CHALLENGE> Count the lines below that contain the word "Expenses" and give only the number.

[Collected data entries]
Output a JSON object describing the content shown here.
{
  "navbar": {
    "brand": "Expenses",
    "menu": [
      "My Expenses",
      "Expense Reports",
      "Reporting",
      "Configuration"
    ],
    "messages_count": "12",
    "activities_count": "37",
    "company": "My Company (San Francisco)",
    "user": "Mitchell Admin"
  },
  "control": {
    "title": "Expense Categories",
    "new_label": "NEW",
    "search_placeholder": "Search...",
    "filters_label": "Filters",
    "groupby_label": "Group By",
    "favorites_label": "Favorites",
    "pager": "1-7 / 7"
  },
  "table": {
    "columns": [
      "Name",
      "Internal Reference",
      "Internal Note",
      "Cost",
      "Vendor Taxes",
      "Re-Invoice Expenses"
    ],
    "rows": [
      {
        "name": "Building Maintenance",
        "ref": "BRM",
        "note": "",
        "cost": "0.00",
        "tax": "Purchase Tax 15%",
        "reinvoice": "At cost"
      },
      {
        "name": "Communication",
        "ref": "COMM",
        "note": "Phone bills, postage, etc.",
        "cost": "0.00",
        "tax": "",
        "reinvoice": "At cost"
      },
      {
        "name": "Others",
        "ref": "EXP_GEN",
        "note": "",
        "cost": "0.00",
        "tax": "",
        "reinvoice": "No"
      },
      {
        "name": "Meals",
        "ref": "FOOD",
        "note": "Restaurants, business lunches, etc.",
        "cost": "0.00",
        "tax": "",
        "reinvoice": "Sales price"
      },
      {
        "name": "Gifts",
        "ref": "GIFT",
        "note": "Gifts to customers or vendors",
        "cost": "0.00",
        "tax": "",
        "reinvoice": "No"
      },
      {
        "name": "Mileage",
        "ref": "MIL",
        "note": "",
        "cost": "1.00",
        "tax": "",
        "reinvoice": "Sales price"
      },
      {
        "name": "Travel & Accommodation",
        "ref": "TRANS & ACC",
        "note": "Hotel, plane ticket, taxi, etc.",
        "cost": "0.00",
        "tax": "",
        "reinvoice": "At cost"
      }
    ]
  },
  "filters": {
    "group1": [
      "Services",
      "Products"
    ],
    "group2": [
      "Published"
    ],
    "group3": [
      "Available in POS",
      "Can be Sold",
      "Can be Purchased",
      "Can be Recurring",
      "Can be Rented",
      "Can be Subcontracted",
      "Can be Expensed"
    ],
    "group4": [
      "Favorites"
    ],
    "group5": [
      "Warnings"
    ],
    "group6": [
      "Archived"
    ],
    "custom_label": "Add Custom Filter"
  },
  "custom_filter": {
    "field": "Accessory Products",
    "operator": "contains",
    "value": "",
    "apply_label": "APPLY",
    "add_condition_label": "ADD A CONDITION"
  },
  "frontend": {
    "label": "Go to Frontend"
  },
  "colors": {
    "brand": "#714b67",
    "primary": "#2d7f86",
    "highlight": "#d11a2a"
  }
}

* * *

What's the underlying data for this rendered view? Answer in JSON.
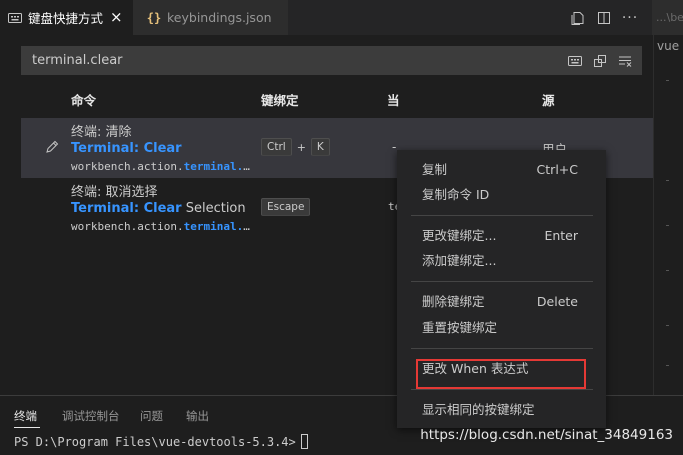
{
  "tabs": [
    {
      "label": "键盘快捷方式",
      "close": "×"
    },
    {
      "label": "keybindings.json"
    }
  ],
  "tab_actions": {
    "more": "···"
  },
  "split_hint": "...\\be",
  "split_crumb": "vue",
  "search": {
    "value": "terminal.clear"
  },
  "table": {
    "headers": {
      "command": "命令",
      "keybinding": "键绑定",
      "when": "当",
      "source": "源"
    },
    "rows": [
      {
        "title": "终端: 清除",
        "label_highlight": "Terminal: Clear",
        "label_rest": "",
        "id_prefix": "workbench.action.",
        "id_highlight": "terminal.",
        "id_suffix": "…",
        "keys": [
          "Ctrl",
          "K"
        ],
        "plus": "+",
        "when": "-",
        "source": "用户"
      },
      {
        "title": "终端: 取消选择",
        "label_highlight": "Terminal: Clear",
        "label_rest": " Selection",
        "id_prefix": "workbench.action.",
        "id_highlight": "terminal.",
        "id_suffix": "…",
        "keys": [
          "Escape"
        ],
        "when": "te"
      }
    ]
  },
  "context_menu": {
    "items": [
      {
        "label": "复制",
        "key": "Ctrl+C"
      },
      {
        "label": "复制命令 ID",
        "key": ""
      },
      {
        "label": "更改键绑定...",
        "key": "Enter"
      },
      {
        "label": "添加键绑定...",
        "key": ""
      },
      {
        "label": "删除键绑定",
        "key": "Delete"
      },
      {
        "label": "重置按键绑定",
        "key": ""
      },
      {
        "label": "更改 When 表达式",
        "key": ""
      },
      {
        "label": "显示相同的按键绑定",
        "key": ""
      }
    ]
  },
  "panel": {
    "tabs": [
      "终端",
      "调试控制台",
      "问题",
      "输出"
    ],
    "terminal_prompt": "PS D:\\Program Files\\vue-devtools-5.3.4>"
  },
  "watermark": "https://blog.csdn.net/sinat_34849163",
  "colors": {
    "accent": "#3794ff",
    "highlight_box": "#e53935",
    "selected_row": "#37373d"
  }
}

...

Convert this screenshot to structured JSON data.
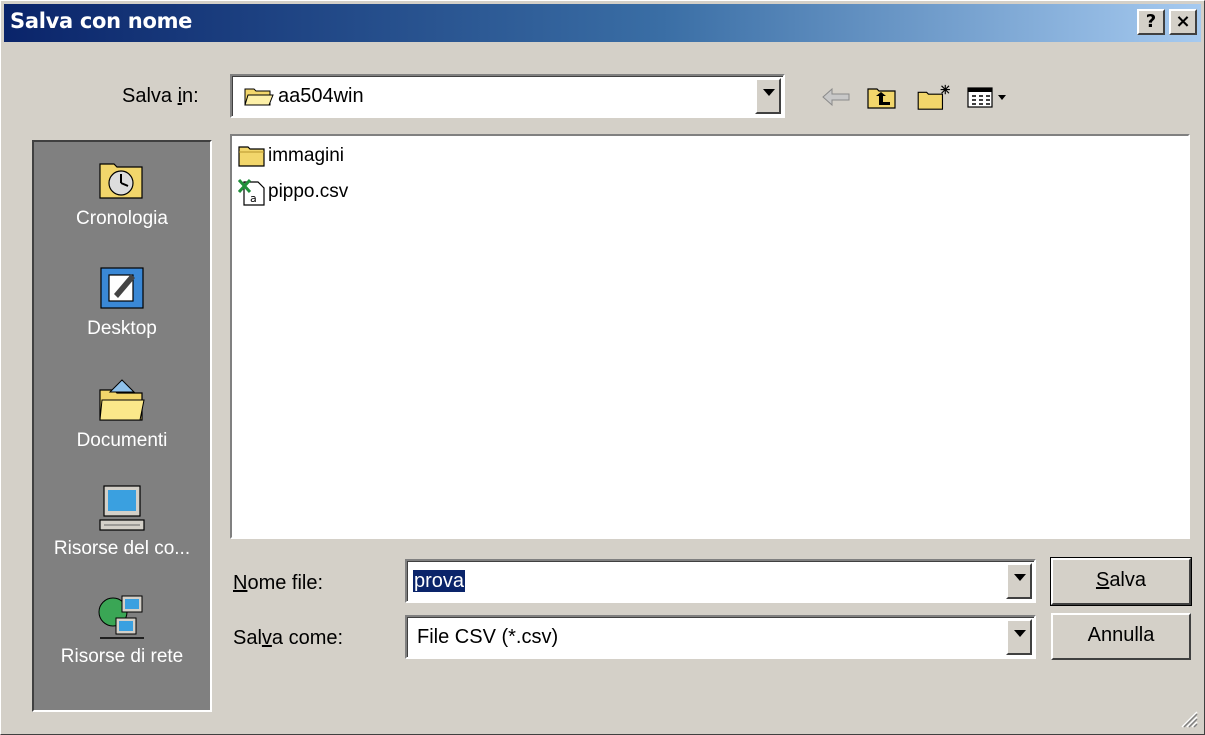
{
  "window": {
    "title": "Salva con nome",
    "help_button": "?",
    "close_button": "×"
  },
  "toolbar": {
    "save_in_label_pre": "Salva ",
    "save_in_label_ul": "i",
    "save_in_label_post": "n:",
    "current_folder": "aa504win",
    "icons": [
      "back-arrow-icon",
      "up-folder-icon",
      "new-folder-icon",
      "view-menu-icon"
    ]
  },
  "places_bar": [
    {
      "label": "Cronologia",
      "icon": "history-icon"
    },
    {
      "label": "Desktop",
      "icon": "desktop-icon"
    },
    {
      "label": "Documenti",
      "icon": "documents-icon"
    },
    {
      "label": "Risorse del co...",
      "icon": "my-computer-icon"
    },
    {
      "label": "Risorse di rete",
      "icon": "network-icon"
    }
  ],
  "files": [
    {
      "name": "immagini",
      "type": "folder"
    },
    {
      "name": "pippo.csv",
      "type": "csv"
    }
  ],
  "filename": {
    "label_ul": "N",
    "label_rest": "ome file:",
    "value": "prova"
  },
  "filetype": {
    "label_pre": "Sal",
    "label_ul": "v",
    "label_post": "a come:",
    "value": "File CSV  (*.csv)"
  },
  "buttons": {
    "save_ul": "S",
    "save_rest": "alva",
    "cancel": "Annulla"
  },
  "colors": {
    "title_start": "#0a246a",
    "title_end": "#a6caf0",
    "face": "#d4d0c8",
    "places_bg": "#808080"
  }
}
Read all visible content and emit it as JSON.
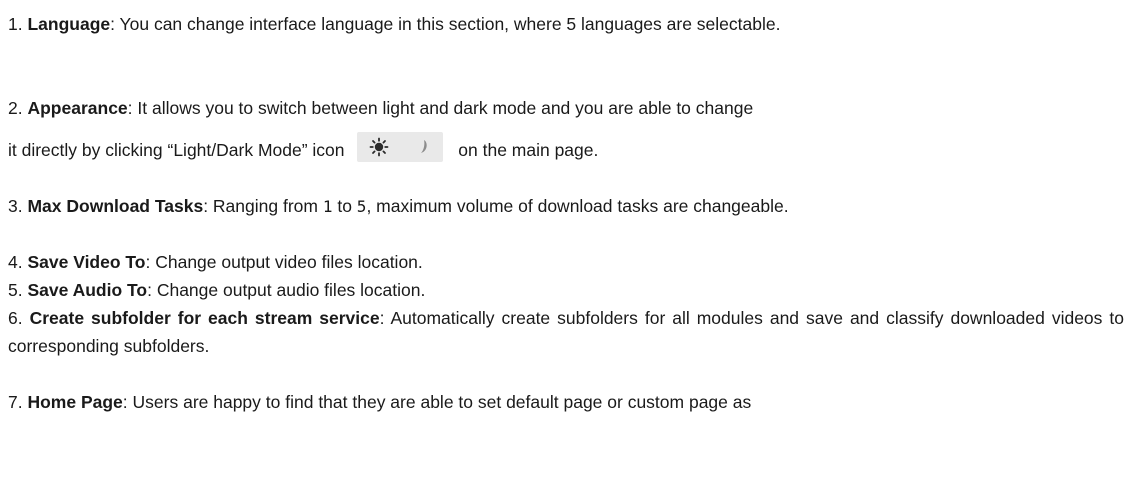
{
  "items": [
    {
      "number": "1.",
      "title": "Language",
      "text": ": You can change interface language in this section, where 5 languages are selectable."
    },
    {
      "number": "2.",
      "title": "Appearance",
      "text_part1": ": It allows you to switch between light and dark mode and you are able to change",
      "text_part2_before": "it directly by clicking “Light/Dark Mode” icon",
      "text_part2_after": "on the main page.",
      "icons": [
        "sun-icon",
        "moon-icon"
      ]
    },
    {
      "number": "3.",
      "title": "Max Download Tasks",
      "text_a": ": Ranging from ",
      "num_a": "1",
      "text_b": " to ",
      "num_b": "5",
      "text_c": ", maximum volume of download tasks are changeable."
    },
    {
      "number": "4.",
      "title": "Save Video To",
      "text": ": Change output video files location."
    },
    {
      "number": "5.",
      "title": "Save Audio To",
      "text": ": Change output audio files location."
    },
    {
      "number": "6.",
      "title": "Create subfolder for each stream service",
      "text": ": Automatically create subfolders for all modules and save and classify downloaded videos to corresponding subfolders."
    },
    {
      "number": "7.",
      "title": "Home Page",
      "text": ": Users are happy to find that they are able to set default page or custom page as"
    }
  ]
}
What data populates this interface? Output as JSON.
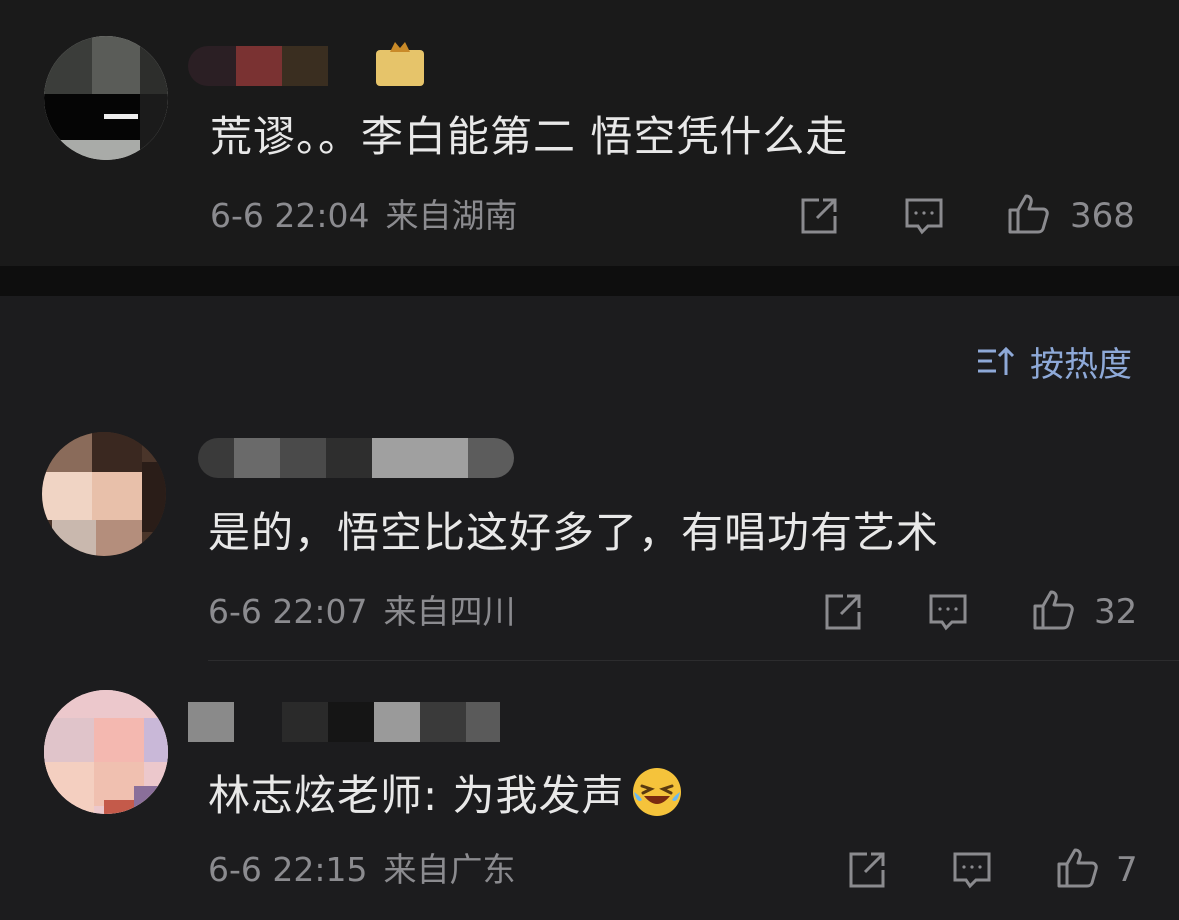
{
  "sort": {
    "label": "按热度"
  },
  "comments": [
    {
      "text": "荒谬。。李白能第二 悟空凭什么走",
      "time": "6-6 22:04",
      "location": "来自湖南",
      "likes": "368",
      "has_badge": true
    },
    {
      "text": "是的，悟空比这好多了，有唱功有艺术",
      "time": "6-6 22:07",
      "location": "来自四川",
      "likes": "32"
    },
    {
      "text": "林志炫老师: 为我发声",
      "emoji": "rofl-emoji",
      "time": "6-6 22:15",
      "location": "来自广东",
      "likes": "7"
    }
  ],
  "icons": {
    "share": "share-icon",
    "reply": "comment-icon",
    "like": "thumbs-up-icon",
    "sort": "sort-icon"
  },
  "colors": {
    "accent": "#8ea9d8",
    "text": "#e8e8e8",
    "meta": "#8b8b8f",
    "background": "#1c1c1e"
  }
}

IN RESPONSE> 3